WRITTEN EXERCISE:
Print the listing below in its entirety, character for character.

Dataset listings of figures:

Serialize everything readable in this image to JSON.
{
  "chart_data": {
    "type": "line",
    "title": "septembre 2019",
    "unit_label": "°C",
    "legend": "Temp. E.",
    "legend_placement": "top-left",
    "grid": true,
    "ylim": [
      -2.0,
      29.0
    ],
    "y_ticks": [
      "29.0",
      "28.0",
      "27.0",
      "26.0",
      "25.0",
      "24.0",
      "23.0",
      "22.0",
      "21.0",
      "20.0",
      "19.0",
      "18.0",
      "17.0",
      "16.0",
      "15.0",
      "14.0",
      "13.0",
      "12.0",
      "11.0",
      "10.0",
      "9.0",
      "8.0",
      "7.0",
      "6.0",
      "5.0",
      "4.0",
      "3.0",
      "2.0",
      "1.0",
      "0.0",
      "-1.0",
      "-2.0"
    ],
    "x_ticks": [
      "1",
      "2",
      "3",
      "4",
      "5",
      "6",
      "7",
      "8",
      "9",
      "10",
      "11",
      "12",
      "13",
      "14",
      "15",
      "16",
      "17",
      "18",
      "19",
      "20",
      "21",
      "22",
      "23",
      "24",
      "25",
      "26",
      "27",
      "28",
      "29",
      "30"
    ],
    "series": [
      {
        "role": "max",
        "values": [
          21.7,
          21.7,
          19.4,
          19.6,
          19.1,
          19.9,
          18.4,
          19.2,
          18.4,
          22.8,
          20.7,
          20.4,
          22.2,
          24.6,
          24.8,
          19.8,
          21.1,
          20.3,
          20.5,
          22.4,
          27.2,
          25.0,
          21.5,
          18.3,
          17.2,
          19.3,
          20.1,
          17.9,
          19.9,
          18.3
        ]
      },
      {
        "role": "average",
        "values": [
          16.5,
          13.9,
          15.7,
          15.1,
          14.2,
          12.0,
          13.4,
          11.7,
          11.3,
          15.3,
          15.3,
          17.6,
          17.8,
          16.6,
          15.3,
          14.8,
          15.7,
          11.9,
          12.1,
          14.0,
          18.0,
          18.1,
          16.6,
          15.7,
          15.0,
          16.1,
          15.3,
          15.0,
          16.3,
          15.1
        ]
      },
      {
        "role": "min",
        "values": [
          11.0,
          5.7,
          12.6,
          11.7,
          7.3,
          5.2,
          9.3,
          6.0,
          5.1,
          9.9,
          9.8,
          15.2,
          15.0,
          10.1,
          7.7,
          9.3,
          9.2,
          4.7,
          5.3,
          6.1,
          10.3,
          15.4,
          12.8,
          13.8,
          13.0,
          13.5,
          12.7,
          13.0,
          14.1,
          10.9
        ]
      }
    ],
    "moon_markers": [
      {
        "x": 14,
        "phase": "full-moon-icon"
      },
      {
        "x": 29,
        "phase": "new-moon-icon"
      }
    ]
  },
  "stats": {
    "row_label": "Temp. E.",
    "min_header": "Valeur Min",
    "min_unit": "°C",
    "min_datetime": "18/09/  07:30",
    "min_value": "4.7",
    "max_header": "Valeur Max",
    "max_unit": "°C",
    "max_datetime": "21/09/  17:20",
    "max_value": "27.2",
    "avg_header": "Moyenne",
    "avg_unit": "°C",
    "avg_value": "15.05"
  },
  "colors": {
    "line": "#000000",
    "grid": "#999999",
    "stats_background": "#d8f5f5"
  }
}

SOLUTION FOR THIS EXERCISE:
Serialize everything readable in this image to JSON.
{
  "chart_data": {
    "type": "line",
    "title": "septembre 2019",
    "unit_label": "°C",
    "legend": "Temp. E.",
    "legend_placement": "top-left",
    "grid": true,
    "ylim": [
      -2.0,
      29.0
    ],
    "y_ticks": [
      "29.0",
      "28.0",
      "27.0",
      "26.0",
      "25.0",
      "24.0",
      "23.0",
      "22.0",
      "21.0",
      "20.0",
      "19.0",
      "18.0",
      "17.0",
      "16.0",
      "15.0",
      "14.0",
      "13.0",
      "12.0",
      "11.0",
      "10.0",
      "9.0",
      "8.0",
      "7.0",
      "6.0",
      "5.0",
      "4.0",
      "3.0",
      "2.0",
      "1.0",
      "0.0",
      "-1.0",
      "-2.0"
    ],
    "x_ticks": [
      "1",
      "2",
      "3",
      "4",
      "5",
      "6",
      "7",
      "8",
      "9",
      "10",
      "11",
      "12",
      "13",
      "14",
      "15",
      "16",
      "17",
      "18",
      "19",
      "20",
      "21",
      "22",
      "23",
      "24",
      "25",
      "26",
      "27",
      "28",
      "29",
      "30"
    ],
    "series": [
      {
        "role": "max",
        "values": [
          21.7,
          21.7,
          19.4,
          19.6,
          19.1,
          19.9,
          18.4,
          19.2,
          18.4,
          22.8,
          20.7,
          20.4,
          22.2,
          24.6,
          24.8,
          19.8,
          21.1,
          20.3,
          20.5,
          22.4,
          27.2,
          25.0,
          21.5,
          18.3,
          17.2,
          19.3,
          20.1,
          17.9,
          19.9,
          18.3
        ]
      },
      {
        "role": "average",
        "values": [
          16.5,
          13.9,
          15.7,
          15.1,
          14.2,
          12.0,
          13.4,
          11.7,
          11.3,
          15.3,
          15.3,
          17.6,
          17.8,
          16.6,
          15.3,
          14.8,
          15.7,
          11.9,
          12.1,
          14.0,
          18.0,
          18.1,
          16.6,
          15.7,
          15.0,
          16.1,
          15.3,
          15.0,
          16.3,
          15.1
        ]
      },
      {
        "role": "min",
        "values": [
          11.0,
          5.7,
          12.6,
          11.7,
          7.3,
          5.2,
          9.3,
          6.0,
          5.1,
          9.9,
          9.8,
          15.2,
          15.0,
          10.1,
          7.7,
          9.3,
          9.2,
          4.7,
          5.3,
          6.1,
          10.3,
          15.4,
          12.8,
          13.8,
          13.0,
          13.5,
          12.7,
          13.0,
          14.1,
          10.9
        ]
      }
    ],
    "moon_markers": [
      {
        "x": 14,
        "phase": "full-moon-icon"
      },
      {
        "x": 29,
        "phase": "new-moon-icon"
      }
    ]
  },
  "stats": {
    "row_label": "Temp. E.",
    "min_header": "Valeur Min",
    "min_unit": "°C",
    "min_datetime": "18/09/  07:30",
    "min_value": "4.7",
    "max_header": "Valeur Max",
    "max_unit": "°C",
    "max_datetime": "21/09/  17:20",
    "max_value": "27.2",
    "avg_header": "Moyenne",
    "avg_unit": "°C",
    "avg_value": "15.05"
  },
  "colors": {
    "line": "#000000",
    "grid": "#999999",
    "stats_background": "#d8f5f5"
  }
}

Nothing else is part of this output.